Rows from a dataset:
● ● ● ● ●

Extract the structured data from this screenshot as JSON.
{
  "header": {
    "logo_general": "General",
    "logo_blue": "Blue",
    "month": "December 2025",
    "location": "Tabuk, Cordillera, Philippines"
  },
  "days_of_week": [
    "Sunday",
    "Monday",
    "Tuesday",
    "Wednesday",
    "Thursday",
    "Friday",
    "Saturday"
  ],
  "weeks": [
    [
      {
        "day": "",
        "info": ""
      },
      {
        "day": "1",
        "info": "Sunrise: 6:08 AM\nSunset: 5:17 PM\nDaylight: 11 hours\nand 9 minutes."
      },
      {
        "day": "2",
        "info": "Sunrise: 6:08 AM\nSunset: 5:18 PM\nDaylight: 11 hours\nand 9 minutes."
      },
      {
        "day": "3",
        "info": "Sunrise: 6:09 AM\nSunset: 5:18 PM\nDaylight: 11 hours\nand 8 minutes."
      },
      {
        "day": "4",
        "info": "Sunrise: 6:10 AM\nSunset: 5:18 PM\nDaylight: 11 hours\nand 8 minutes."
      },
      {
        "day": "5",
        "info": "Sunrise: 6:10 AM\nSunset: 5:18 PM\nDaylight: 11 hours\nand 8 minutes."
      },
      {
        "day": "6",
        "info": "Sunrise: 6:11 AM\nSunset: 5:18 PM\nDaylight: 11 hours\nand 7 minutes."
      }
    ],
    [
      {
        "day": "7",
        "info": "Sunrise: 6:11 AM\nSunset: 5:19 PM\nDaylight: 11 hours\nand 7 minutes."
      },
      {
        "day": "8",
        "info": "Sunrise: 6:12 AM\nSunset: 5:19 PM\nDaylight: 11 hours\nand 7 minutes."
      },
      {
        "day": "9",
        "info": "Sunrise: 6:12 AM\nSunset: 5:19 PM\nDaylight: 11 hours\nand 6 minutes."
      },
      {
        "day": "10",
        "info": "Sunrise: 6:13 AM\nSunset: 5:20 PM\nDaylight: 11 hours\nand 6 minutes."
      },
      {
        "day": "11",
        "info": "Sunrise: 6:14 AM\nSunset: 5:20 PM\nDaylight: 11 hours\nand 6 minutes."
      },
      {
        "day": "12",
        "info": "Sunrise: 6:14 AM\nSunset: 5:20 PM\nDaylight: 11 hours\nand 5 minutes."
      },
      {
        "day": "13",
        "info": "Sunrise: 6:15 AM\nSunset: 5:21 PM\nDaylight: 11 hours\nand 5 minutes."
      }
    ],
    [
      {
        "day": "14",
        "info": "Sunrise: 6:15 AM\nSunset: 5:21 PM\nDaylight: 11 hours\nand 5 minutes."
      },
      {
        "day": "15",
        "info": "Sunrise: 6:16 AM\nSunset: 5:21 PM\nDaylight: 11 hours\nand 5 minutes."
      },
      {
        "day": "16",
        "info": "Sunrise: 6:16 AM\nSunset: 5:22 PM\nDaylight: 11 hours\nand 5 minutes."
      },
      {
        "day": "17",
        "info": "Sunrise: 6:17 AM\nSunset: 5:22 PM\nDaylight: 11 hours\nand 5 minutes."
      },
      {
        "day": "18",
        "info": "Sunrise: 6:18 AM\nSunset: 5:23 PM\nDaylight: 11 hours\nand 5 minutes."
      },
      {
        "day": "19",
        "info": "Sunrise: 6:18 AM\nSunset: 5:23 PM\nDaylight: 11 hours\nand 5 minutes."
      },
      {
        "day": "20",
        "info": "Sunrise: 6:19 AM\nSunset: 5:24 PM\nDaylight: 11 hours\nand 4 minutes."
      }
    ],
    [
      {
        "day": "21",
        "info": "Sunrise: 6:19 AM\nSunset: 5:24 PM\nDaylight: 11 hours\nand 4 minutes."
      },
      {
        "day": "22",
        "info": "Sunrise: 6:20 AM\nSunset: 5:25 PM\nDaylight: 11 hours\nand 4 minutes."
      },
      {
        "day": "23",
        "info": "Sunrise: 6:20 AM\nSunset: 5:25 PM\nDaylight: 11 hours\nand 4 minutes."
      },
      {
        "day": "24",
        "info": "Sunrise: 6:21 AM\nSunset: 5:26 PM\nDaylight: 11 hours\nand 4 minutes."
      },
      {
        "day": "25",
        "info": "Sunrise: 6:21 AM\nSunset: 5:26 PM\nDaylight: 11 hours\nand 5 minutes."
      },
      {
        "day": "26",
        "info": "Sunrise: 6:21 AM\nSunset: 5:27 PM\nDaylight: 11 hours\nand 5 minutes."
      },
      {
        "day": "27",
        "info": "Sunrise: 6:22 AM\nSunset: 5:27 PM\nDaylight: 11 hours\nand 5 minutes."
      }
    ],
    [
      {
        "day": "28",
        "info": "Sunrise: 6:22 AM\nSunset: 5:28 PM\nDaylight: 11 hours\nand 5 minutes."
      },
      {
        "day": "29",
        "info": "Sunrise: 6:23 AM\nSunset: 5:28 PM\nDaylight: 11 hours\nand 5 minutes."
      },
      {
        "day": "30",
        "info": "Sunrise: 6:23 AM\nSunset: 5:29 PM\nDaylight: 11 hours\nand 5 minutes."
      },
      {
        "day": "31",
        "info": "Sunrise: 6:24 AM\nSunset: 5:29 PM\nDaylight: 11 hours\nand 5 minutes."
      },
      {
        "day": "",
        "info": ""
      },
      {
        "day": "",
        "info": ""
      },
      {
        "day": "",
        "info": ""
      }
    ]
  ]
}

● ● ● ● ●

[What is needed] Copy all the entries verbatim.

[Complete response]
Extract the structured data from this screenshot as JSON.
{
  "header": {
    "logo_general": "General",
    "logo_blue": "Blue",
    "month": "December 2025",
    "location": "Tabuk, Cordillera, Philippines"
  },
  "days_of_week": [
    "Sunday",
    "Monday",
    "Tuesday",
    "Wednesday",
    "Thursday",
    "Friday",
    "Saturday"
  ],
  "weeks": [
    [
      {
        "day": "",
        "info": ""
      },
      {
        "day": "1",
        "info": "Sunrise: 6:08 AM\nSunset: 5:17 PM\nDaylight: 11 hours\nand 9 minutes."
      },
      {
        "day": "2",
        "info": "Sunrise: 6:08 AM\nSunset: 5:18 PM\nDaylight: 11 hours\nand 9 minutes."
      },
      {
        "day": "3",
        "info": "Sunrise: 6:09 AM\nSunset: 5:18 PM\nDaylight: 11 hours\nand 8 minutes."
      },
      {
        "day": "4",
        "info": "Sunrise: 6:10 AM\nSunset: 5:18 PM\nDaylight: 11 hours\nand 8 minutes."
      },
      {
        "day": "5",
        "info": "Sunrise: 6:10 AM\nSunset: 5:18 PM\nDaylight: 11 hours\nand 8 minutes."
      },
      {
        "day": "6",
        "info": "Sunrise: 6:11 AM\nSunset: 5:18 PM\nDaylight: 11 hours\nand 7 minutes."
      }
    ],
    [
      {
        "day": "7",
        "info": "Sunrise: 6:11 AM\nSunset: 5:19 PM\nDaylight: 11 hours\nand 7 minutes."
      },
      {
        "day": "8",
        "info": "Sunrise: 6:12 AM\nSunset: 5:19 PM\nDaylight: 11 hours\nand 7 minutes."
      },
      {
        "day": "9",
        "info": "Sunrise: 6:12 AM\nSunset: 5:19 PM\nDaylight: 11 hours\nand 6 minutes."
      },
      {
        "day": "10",
        "info": "Sunrise: 6:13 AM\nSunset: 5:20 PM\nDaylight: 11 hours\nand 6 minutes."
      },
      {
        "day": "11",
        "info": "Sunrise: 6:14 AM\nSunset: 5:20 PM\nDaylight: 11 hours\nand 6 minutes."
      },
      {
        "day": "12",
        "info": "Sunrise: 6:14 AM\nSunset: 5:20 PM\nDaylight: 11 hours\nand 5 minutes."
      },
      {
        "day": "13",
        "info": "Sunrise: 6:15 AM\nSunset: 5:21 PM\nDaylight: 11 hours\nand 5 minutes."
      }
    ],
    [
      {
        "day": "14",
        "info": "Sunrise: 6:15 AM\nSunset: 5:21 PM\nDaylight: 11 hours\nand 5 minutes."
      },
      {
        "day": "15",
        "info": "Sunrise: 6:16 AM\nSunset: 5:21 PM\nDaylight: 11 hours\nand 5 minutes."
      },
      {
        "day": "16",
        "info": "Sunrise: 6:16 AM\nSunset: 5:22 PM\nDaylight: 11 hours\nand 5 minutes."
      },
      {
        "day": "17",
        "info": "Sunrise: 6:17 AM\nSunset: 5:22 PM\nDaylight: 11 hours\nand 5 minutes."
      },
      {
        "day": "18",
        "info": "Sunrise: 6:18 AM\nSunset: 5:23 PM\nDaylight: 11 hours\nand 5 minutes."
      },
      {
        "day": "19",
        "info": "Sunrise: 6:18 AM\nSunset: 5:23 PM\nDaylight: 11 hours\nand 5 minutes."
      },
      {
        "day": "20",
        "info": "Sunrise: 6:19 AM\nSunset: 5:24 PM\nDaylight: 11 hours\nand 4 minutes."
      }
    ],
    [
      {
        "day": "21",
        "info": "Sunrise: 6:19 AM\nSunset: 5:24 PM\nDaylight: 11 hours\nand 4 minutes."
      },
      {
        "day": "22",
        "info": "Sunrise: 6:20 AM\nSunset: 5:25 PM\nDaylight: 11 hours\nand 4 minutes."
      },
      {
        "day": "23",
        "info": "Sunrise: 6:20 AM\nSunset: 5:25 PM\nDaylight: 11 hours\nand 4 minutes."
      },
      {
        "day": "24",
        "info": "Sunrise: 6:21 AM\nSunset: 5:26 PM\nDaylight: 11 hours\nand 4 minutes."
      },
      {
        "day": "25",
        "info": "Sunrise: 6:21 AM\nSunset: 5:26 PM\nDaylight: 11 hours\nand 5 minutes."
      },
      {
        "day": "26",
        "info": "Sunrise: 6:21 AM\nSunset: 5:27 PM\nDaylight: 11 hours\nand 5 minutes."
      },
      {
        "day": "27",
        "info": "Sunrise: 6:22 AM\nSunset: 5:27 PM\nDaylight: 11 hours\nand 5 minutes."
      }
    ],
    [
      {
        "day": "28",
        "info": "Sunrise: 6:22 AM\nSunset: 5:28 PM\nDaylight: 11 hours\nand 5 minutes."
      },
      {
        "day": "29",
        "info": "Sunrise: 6:23 AM\nSunset: 5:28 PM\nDaylight: 11 hours\nand 5 minutes."
      },
      {
        "day": "30",
        "info": "Sunrise: 6:23 AM\nSunset: 5:29 PM\nDaylight: 11 hours\nand 5 minutes."
      },
      {
        "day": "31",
        "info": "Sunrise: 6:24 AM\nSunset: 5:29 PM\nDaylight: 11 hours\nand 5 minutes."
      },
      {
        "day": "",
        "info": ""
      },
      {
        "day": "",
        "info": ""
      },
      {
        "day": "",
        "info": ""
      }
    ]
  ]
}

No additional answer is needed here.